• **Your objective**:
Scan the entries below and extract each line with the word "header" in it.

• **Provided records**:
· · ·
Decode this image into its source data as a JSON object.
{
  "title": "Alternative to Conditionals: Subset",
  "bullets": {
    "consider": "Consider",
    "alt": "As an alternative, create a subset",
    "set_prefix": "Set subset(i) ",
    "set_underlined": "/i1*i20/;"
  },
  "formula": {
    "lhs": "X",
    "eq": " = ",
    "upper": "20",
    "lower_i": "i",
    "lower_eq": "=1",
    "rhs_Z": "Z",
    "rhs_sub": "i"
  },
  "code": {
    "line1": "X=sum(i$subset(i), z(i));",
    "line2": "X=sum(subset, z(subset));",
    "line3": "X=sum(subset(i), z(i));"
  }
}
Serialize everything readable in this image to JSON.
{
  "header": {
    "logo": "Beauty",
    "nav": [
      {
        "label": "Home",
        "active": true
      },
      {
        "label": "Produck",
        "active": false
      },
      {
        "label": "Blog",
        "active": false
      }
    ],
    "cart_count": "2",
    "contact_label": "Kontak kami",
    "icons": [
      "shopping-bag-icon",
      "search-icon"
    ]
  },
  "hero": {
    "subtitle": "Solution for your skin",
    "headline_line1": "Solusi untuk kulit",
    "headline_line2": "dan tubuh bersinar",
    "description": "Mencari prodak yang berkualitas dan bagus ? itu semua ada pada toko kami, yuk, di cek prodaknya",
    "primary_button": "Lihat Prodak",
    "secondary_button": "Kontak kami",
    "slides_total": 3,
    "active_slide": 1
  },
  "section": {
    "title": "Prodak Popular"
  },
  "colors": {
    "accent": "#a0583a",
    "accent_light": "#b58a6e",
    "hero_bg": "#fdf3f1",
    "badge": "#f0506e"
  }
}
· · ·
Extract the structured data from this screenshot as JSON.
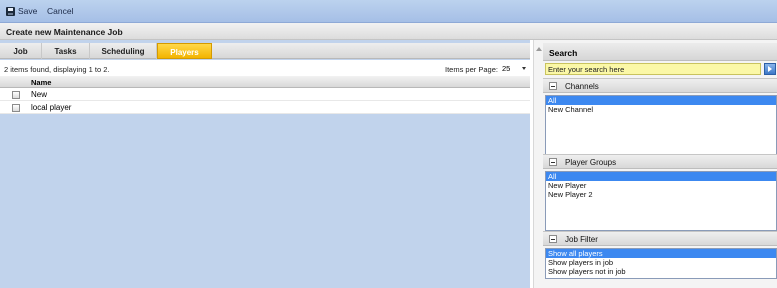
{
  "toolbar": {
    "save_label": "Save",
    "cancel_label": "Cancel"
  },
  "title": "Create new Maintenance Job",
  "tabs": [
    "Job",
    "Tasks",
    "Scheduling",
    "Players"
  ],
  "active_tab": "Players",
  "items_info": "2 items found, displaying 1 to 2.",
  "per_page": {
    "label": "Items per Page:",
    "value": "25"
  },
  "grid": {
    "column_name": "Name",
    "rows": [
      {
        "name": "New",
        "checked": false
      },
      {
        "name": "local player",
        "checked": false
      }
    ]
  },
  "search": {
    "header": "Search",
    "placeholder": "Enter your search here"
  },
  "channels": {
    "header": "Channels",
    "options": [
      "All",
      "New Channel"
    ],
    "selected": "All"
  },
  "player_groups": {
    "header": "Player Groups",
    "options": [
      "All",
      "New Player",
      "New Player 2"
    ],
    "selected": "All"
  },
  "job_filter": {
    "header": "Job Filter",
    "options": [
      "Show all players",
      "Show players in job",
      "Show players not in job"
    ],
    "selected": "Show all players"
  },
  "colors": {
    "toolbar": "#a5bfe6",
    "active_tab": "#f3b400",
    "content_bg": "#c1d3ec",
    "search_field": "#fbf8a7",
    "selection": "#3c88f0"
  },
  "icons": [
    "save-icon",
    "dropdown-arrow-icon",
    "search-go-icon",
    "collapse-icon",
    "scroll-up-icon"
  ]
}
· · ·
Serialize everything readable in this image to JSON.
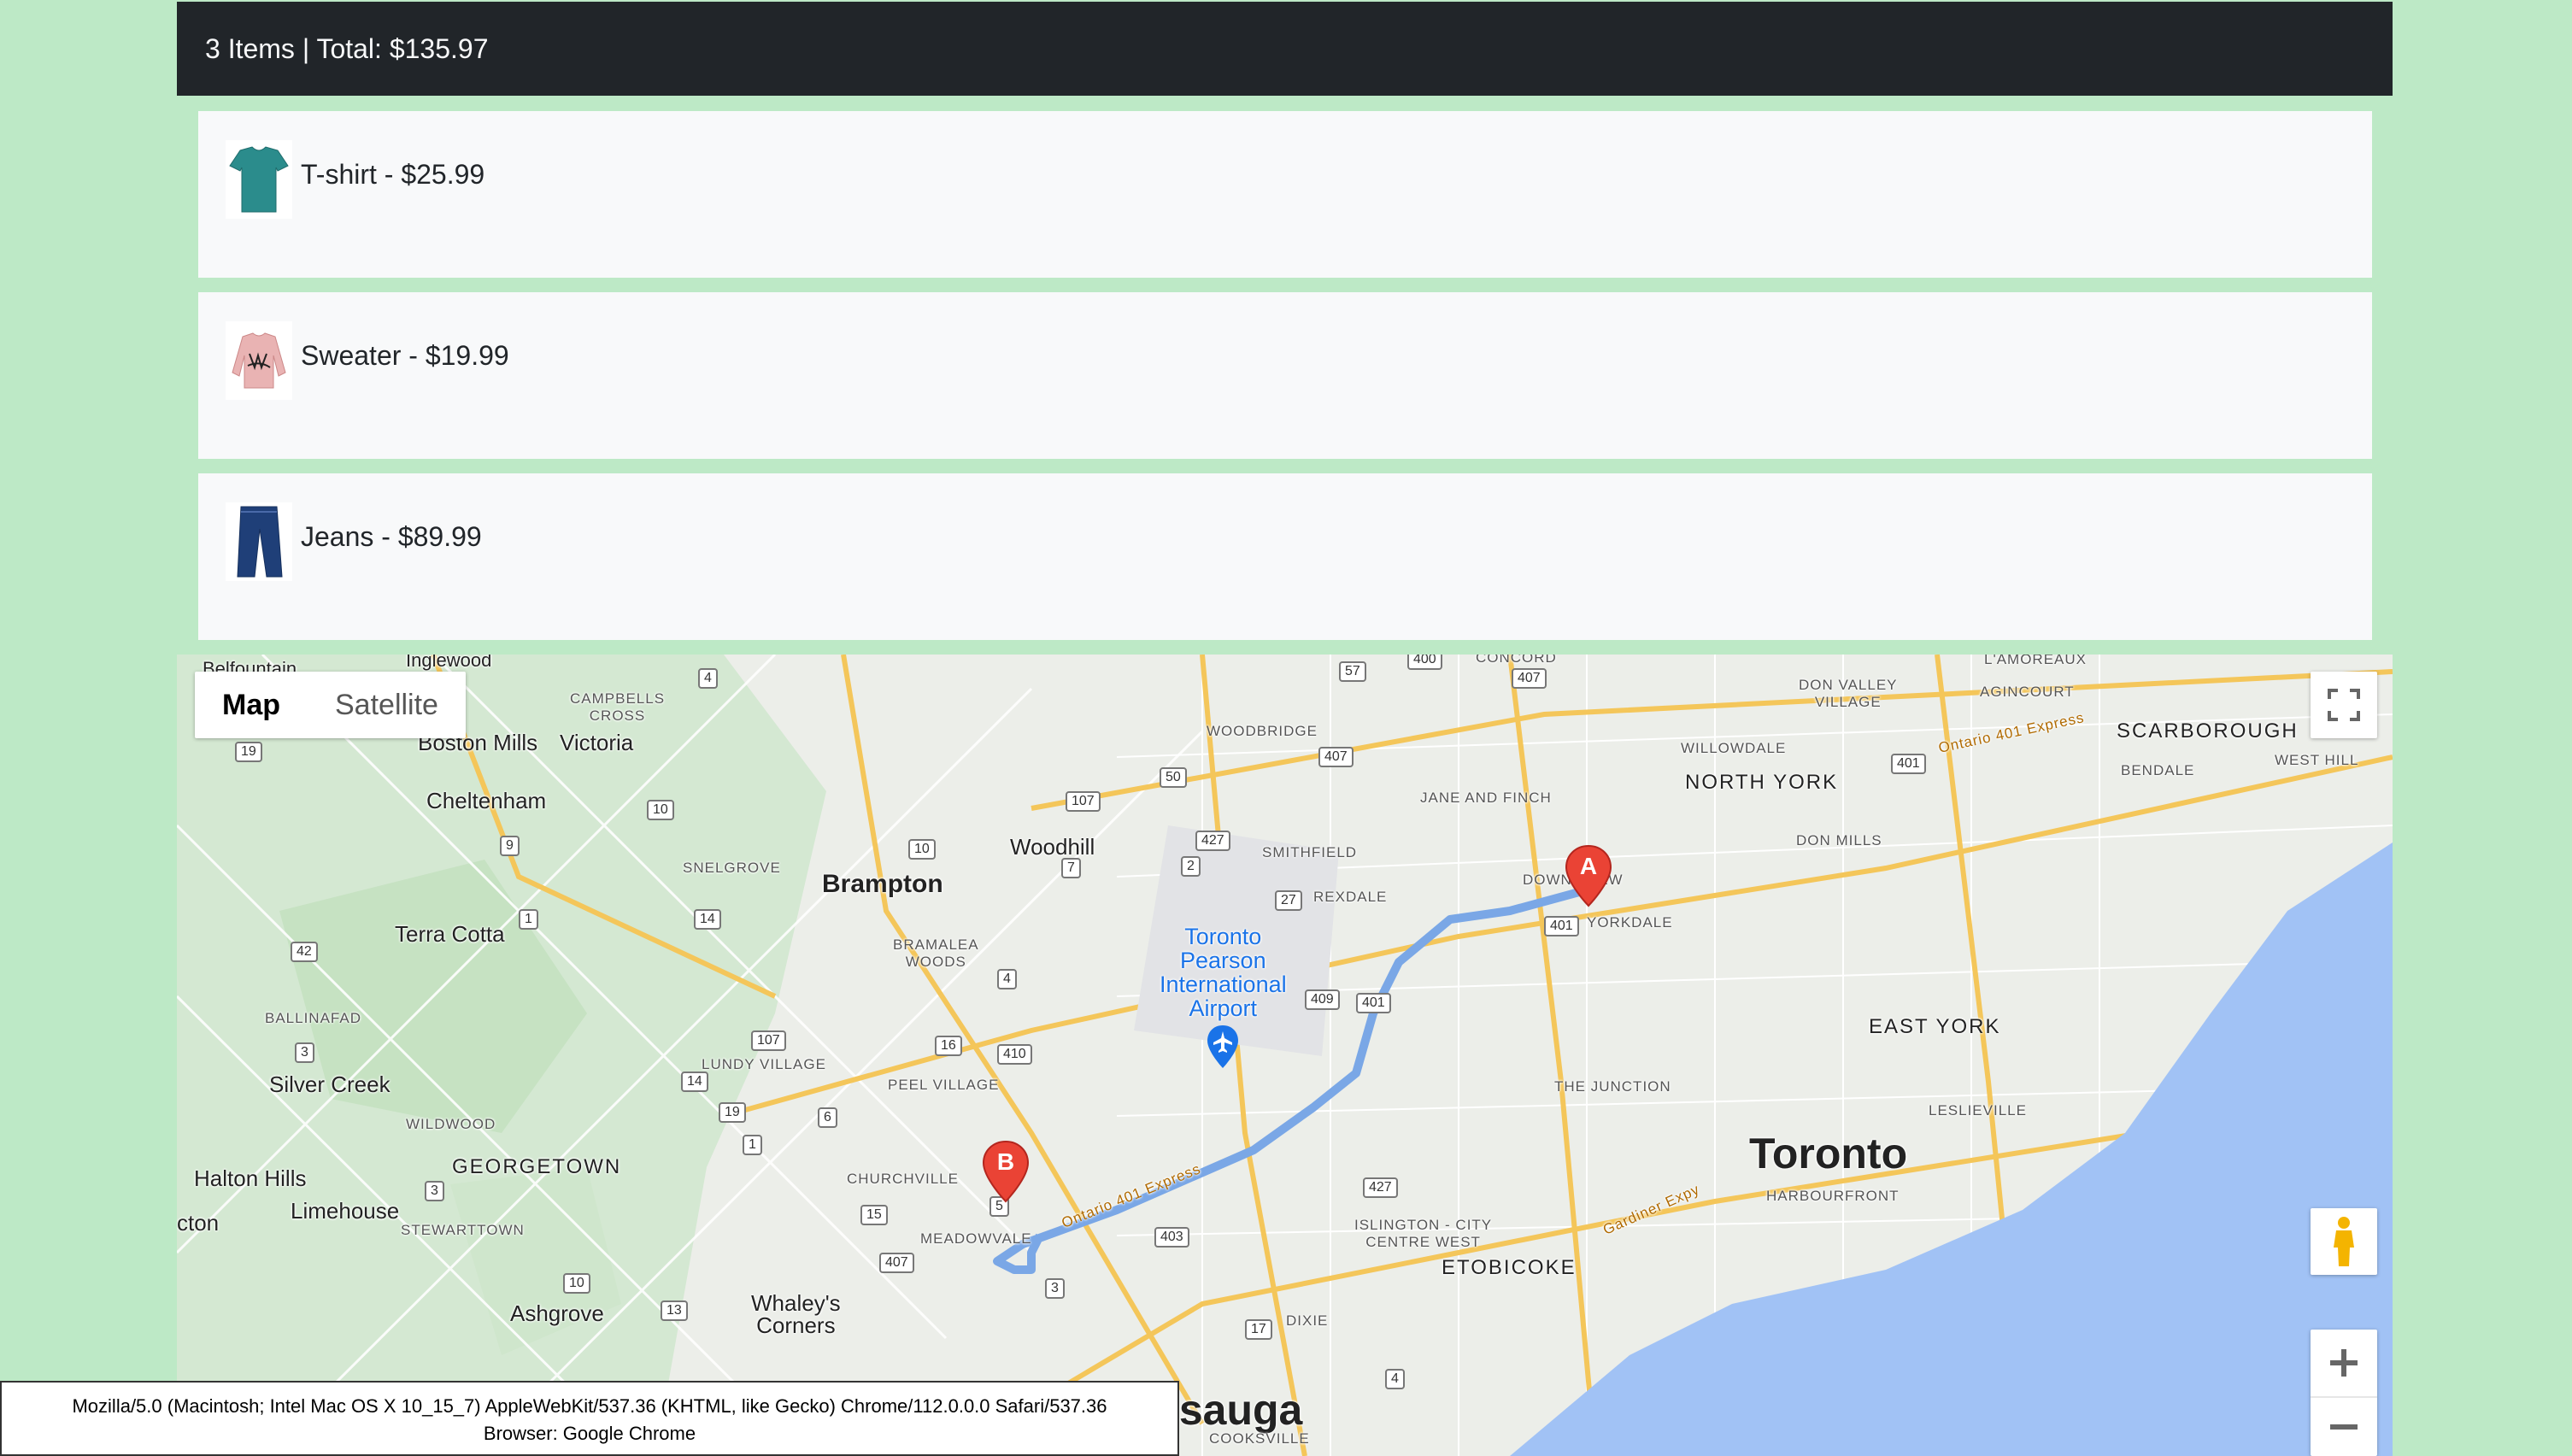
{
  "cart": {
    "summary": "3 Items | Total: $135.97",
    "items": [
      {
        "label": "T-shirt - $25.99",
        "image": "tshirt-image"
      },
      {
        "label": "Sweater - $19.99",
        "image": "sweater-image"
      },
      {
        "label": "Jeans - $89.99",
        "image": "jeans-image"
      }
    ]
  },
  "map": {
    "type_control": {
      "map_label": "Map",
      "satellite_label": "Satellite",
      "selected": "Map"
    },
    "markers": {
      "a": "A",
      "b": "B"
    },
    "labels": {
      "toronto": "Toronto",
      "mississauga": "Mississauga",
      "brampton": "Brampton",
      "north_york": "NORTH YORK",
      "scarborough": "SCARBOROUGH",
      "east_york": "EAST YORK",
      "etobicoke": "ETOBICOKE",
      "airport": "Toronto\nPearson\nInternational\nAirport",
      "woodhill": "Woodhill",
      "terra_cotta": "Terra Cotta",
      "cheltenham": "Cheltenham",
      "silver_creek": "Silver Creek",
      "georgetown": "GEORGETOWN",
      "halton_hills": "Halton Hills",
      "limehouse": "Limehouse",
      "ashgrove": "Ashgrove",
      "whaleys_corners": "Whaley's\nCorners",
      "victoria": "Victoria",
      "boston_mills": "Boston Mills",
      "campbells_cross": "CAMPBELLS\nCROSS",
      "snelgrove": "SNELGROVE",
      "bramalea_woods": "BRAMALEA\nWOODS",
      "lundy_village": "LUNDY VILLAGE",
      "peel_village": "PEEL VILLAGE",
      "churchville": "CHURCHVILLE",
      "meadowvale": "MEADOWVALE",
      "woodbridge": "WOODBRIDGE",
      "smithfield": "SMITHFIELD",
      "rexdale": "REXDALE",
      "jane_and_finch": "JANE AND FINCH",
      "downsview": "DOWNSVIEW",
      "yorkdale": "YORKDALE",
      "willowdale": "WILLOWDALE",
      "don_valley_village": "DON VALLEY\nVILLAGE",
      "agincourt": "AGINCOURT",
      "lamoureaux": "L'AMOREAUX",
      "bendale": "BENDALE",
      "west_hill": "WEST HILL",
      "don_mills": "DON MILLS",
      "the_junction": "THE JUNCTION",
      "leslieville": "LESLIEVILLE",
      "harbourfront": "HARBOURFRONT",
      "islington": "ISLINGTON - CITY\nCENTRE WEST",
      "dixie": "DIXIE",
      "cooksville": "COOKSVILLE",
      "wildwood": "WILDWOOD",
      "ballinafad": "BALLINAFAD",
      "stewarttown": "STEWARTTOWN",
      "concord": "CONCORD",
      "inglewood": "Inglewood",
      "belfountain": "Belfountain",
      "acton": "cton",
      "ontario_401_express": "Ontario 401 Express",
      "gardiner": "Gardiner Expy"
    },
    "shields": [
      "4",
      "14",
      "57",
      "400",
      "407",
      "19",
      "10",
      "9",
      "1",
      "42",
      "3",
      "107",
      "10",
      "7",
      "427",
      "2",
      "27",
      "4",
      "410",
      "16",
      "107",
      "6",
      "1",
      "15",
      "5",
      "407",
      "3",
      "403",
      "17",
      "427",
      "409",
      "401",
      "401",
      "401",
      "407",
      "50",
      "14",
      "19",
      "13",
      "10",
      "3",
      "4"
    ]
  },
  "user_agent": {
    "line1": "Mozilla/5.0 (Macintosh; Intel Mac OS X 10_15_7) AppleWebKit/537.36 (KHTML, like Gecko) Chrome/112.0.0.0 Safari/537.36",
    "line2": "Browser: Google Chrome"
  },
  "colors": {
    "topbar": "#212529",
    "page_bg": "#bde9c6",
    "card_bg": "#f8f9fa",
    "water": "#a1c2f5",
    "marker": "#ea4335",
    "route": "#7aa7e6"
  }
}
· · ·
• **Answer to the task**:
  "header": {
    "header": "Search",
    "header": "Channels",
    "header": "Player Groups",
    "header": "Job Filter",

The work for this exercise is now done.